■ Exercise goal: Return every line of the listing below that contains the string "title", matching case exactly.

[Spatial layout listing]
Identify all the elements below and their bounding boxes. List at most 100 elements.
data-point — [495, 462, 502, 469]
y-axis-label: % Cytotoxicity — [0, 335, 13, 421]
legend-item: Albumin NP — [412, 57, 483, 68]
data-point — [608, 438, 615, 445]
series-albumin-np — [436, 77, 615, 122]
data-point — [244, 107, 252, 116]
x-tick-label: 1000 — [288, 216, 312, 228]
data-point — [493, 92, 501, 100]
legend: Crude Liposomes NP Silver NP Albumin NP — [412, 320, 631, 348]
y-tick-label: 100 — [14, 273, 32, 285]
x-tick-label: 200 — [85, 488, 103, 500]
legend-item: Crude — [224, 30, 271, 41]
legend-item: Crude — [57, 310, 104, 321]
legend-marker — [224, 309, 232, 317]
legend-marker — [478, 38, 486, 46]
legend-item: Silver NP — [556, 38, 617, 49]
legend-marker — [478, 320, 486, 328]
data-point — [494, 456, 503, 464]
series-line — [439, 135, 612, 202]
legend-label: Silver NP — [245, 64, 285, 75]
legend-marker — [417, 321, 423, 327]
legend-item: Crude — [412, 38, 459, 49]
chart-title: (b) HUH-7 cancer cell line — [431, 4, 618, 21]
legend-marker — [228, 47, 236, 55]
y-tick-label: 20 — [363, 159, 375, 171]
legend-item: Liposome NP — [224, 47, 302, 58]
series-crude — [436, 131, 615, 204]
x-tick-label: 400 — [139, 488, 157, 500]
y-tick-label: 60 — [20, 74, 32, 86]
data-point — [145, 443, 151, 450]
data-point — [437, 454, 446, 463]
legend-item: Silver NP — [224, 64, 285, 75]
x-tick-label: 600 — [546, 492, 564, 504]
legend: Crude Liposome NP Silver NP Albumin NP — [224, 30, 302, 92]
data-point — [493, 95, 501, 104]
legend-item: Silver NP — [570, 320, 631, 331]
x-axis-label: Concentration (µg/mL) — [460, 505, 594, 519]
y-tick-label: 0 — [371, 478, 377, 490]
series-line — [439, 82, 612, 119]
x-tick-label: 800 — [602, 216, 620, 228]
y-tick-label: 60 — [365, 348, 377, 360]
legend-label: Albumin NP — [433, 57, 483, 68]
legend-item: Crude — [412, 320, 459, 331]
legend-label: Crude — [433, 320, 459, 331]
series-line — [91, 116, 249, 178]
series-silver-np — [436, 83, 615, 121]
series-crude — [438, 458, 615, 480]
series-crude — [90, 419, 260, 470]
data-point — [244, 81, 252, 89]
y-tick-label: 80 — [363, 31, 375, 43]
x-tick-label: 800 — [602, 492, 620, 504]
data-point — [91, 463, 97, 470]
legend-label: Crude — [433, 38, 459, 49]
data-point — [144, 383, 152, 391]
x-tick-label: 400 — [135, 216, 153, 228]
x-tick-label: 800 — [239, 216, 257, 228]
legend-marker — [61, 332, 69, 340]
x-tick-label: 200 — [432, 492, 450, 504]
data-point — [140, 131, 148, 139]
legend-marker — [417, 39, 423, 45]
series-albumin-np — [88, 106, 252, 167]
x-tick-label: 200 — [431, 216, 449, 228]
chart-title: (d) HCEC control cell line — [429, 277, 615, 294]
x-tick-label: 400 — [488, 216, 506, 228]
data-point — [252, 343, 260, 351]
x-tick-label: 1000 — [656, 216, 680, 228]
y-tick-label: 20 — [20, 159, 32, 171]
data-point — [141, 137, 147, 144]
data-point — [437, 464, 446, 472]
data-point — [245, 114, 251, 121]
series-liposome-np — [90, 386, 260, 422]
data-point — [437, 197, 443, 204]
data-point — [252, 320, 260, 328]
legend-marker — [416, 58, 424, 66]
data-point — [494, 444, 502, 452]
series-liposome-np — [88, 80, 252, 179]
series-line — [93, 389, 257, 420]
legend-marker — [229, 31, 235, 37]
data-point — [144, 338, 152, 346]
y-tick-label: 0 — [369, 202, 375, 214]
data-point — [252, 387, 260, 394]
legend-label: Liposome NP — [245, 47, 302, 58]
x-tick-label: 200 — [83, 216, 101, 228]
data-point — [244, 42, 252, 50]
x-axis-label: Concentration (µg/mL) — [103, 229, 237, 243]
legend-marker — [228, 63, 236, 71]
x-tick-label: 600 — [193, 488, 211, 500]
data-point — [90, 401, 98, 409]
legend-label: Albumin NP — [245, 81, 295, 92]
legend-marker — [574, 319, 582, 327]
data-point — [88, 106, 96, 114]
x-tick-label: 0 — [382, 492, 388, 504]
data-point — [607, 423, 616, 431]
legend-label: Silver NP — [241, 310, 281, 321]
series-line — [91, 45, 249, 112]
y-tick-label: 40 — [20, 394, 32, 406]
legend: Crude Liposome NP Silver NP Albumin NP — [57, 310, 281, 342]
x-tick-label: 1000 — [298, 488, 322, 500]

■ Response to this exercise:
chart-title: (b) HUH-7 cancer cell line — [431, 4, 618, 21]
chart-title: (d) HCEC control cell line — [429, 277, 615, 294]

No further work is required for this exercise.